WHAT IS EXPECTED:
Gather all lines with "horizontal" from the records.
==== DATA IN THIS EXERCISE
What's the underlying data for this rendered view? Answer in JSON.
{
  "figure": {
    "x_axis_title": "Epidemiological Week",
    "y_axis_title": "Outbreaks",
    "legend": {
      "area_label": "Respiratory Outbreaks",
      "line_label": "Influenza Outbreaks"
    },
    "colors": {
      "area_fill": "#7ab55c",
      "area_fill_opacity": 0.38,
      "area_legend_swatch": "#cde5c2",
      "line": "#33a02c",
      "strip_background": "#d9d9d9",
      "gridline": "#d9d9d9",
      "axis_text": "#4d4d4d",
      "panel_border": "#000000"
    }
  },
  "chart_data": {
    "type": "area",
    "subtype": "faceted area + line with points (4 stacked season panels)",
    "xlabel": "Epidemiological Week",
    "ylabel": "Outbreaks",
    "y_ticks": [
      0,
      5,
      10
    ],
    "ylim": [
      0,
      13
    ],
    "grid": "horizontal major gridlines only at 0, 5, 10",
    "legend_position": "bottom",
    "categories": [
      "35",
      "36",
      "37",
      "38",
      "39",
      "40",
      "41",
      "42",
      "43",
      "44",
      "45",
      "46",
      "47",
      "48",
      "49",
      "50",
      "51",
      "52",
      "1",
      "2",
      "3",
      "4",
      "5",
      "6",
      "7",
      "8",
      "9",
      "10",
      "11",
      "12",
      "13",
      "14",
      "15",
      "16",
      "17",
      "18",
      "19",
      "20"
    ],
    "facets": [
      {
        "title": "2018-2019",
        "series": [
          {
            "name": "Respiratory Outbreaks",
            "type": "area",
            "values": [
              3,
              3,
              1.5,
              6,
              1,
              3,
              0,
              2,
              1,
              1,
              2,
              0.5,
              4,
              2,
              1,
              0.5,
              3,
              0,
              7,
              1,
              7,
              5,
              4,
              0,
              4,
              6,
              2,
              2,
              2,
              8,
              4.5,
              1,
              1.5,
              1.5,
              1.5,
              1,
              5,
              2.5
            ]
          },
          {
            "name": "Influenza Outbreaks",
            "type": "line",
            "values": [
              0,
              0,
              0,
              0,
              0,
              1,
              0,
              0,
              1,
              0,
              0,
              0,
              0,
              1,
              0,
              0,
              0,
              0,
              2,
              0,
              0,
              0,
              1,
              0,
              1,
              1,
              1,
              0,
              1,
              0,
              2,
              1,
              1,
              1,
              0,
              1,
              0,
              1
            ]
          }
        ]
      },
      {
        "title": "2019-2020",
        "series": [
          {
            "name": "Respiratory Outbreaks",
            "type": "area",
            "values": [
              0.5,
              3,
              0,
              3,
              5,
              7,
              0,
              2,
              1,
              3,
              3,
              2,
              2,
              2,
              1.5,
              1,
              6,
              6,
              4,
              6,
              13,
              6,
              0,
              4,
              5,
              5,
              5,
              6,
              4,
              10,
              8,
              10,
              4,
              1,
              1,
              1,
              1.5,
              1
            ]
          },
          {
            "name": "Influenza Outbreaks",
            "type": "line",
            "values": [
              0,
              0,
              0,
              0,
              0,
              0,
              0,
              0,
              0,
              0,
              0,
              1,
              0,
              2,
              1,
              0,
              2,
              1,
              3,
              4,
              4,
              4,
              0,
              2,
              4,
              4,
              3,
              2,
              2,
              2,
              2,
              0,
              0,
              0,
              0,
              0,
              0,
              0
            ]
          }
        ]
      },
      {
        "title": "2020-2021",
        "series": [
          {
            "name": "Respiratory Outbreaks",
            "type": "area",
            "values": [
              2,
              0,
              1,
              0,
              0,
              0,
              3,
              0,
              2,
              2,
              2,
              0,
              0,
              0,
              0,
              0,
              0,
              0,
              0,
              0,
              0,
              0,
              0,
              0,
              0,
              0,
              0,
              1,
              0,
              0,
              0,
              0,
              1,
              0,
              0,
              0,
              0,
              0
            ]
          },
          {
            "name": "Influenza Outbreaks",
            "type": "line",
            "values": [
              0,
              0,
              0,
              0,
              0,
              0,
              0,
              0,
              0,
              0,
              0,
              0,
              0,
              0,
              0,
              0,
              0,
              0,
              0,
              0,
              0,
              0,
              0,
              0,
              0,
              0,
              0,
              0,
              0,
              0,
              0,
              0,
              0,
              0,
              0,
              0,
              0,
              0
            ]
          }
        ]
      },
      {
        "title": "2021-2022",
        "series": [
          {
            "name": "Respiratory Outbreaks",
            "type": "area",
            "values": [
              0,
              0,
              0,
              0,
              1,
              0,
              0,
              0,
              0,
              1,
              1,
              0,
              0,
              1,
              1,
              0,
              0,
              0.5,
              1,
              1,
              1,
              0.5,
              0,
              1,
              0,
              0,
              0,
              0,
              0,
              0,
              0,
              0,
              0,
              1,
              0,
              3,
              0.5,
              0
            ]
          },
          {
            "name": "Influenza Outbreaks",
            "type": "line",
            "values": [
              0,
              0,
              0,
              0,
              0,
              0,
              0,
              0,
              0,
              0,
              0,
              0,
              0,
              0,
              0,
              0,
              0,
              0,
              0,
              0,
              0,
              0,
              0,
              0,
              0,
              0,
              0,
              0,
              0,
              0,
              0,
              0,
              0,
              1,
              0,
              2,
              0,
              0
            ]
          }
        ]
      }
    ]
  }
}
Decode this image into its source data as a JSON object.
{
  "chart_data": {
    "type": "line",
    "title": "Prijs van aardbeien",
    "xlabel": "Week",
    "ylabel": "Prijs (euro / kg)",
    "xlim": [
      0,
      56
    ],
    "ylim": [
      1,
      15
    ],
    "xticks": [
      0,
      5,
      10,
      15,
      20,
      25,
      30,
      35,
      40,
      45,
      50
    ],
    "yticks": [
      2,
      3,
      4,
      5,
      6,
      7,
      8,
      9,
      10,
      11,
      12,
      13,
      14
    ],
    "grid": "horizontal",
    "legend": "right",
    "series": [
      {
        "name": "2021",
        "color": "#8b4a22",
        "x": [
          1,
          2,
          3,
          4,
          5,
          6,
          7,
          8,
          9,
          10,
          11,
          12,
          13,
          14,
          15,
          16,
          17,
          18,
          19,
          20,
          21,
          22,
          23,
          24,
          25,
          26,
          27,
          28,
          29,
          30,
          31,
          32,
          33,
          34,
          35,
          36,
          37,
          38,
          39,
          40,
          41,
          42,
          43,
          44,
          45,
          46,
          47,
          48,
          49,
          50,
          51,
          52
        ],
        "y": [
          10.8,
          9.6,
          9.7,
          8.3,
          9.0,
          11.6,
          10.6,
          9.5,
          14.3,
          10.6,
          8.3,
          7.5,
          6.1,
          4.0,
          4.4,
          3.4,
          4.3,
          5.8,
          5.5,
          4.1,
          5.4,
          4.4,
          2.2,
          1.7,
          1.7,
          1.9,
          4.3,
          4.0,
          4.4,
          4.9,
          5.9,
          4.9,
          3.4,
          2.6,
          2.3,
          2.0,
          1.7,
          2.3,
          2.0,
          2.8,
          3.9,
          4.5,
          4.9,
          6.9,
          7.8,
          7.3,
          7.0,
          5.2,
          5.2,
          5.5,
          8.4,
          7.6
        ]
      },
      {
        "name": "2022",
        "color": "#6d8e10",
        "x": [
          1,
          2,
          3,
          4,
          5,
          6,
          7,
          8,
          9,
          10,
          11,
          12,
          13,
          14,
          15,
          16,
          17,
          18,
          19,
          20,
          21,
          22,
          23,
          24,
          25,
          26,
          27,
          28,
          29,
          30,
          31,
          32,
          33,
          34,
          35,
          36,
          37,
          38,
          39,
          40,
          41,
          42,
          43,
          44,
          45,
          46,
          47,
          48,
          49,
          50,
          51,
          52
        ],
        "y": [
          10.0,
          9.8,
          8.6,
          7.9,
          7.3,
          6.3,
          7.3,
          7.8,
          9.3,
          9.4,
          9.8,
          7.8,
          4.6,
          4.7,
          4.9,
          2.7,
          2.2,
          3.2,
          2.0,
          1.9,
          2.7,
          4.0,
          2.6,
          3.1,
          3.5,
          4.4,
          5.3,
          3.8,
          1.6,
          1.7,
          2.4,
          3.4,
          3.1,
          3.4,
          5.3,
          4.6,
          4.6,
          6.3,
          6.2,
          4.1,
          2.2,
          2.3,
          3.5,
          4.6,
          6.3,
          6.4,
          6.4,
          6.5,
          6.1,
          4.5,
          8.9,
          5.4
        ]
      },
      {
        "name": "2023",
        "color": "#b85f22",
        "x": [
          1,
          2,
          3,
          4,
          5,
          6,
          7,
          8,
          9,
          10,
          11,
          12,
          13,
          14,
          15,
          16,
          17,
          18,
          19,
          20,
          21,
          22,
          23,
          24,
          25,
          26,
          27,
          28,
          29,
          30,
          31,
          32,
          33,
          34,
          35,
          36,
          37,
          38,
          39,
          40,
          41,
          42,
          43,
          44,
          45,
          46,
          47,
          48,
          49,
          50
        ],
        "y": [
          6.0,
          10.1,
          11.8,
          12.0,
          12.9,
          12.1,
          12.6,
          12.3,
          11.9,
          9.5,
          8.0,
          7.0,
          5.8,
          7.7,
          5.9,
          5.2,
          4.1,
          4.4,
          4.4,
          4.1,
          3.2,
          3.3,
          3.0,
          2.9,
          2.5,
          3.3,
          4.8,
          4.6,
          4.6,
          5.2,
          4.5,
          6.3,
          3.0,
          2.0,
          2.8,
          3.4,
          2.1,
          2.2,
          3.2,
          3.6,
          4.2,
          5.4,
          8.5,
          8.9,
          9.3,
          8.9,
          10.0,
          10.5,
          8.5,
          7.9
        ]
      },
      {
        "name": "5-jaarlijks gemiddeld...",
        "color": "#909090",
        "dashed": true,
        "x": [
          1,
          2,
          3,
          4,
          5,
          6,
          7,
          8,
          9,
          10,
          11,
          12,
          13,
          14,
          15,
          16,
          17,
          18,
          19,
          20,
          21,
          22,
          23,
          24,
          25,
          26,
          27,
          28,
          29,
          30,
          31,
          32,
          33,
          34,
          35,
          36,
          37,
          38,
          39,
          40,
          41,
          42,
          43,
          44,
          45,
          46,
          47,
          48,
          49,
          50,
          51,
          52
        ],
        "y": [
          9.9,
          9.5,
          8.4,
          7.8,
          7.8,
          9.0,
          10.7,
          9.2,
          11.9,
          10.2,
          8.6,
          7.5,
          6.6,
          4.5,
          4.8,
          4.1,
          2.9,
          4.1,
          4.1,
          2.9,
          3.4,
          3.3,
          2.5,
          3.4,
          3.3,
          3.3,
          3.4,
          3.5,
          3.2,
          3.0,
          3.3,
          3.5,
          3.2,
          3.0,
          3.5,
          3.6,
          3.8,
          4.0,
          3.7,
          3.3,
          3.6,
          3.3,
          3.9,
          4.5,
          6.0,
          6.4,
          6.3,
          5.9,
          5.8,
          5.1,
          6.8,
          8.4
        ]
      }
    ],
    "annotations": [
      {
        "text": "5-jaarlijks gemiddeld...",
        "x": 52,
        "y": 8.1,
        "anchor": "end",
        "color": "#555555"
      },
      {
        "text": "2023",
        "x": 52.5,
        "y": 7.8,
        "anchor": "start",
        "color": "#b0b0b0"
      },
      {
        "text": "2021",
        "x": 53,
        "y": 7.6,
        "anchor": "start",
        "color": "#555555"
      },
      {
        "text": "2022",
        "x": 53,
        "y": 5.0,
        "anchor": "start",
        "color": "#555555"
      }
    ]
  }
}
========
TASK RESULT:
    "grid": "horizontal major gridlines only at 0, 5, 10",
    "grid": "horizontal",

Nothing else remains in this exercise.